EXERCISE BRIEF> Each entry below should be written out exactly as it is, with no pictures.

DATA SECTION>
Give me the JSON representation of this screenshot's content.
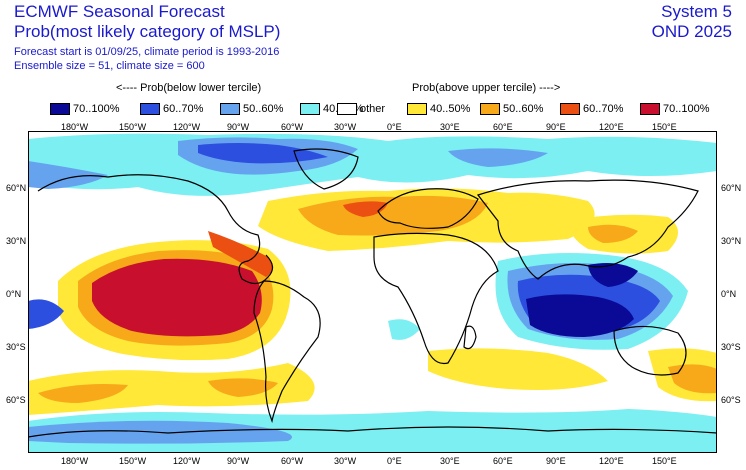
{
  "header": {
    "title": "ECMWF Seasonal Forecast",
    "subtitle": "Prob(most likely category of MSLP)",
    "forecast_line": "Forecast start is 01/09/25, climate period is 1993-2016",
    "ensemble_line": "Ensemble size = 51, climate size = 600",
    "system": "System 5",
    "season": "OND 2025"
  },
  "legend": {
    "below_header": "<---- Prob(below lower tercile)",
    "above_header": "Prob(above upper tercile) ---->",
    "items": [
      {
        "label": "70..100%",
        "color": "#0a0a96"
      },
      {
        "label": "60..70%",
        "color": "#2d4fe0"
      },
      {
        "label": "50..60%",
        "color": "#66a3ee"
      },
      {
        "label": "40..50%",
        "color": "#7beff2"
      },
      {
        "label": "other",
        "color": "#ffffff"
      },
      {
        "label": "40..50%",
        "color": "#ffe838"
      },
      {
        "label": "50..60%",
        "color": "#f7a91a"
      },
      {
        "label": "60..70%",
        "color": "#ec4f12"
      },
      {
        "label": "70..100%",
        "color": "#c8102e"
      }
    ]
  },
  "map": {
    "lon_labels": [
      "180°W",
      "150°W",
      "120°W",
      "90°W",
      "60°W",
      "30°W",
      "0°E",
      "30°E",
      "60°E",
      "90°E",
      "120°E",
      "150°E"
    ],
    "lat_labels": [
      "60°N",
      "30°N",
      "0°N",
      "30°S",
      "60°S"
    ]
  }
}
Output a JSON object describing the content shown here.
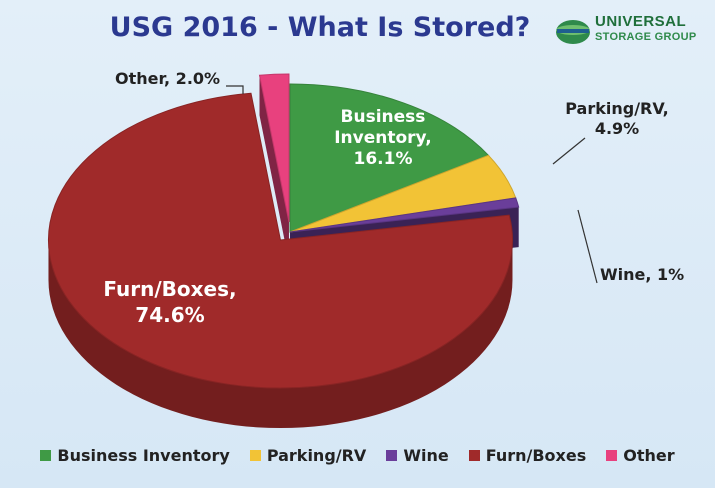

OUTPUT>
Give me the JSON representation of this screenshot's content.
{
  "header": {
    "title": "ECMWF Seasonal Forecast",
    "subtitle": "Prob(most likely category of MSLP)",
    "forecast_line": "Forecast start is 01/09/25, climate period is 1993-2016",
    "ensemble_line": "Ensemble size = 51, climate size = 600",
    "system": "System 5",
    "season": "OND 2025"
  },
  "legend": {
    "below_header": "<---- Prob(below lower tercile)",
    "above_header": "Prob(above upper tercile) ---->",
    "items": [
      {
        "label": "70..100%",
        "color": "#0a0a96"
      },
      {
        "label": "60..70%",
        "color": "#2d4fe0"
      },
      {
        "label": "50..60%",
        "color": "#66a3ee"
      },
      {
        "label": "40..50%",
        "color": "#7beff2"
      },
      {
        "label": "other",
        "color": "#ffffff"
      },
      {
        "label": "40..50%",
        "color": "#ffe838"
      },
      {
        "label": "50..60%",
        "color": "#f7a91a"
      },
      {
        "label": "60..70%",
        "color": "#ec4f12"
      },
      {
        "label": "70..100%",
        "color": "#c8102e"
      }
    ]
  },
  "map": {
    "lon_labels": [
      "180°W",
      "150°W",
      "120°W",
      "90°W",
      "60°W",
      "30°W",
      "0°E",
      "30°E",
      "60°E",
      "90°E",
      "120°E",
      "150°E"
    ],
    "lat_labels": [
      "60°N",
      "30°N",
      "0°N",
      "30°S",
      "60°S"
    ]
  }
}
Output a JSON object describing the content shown here.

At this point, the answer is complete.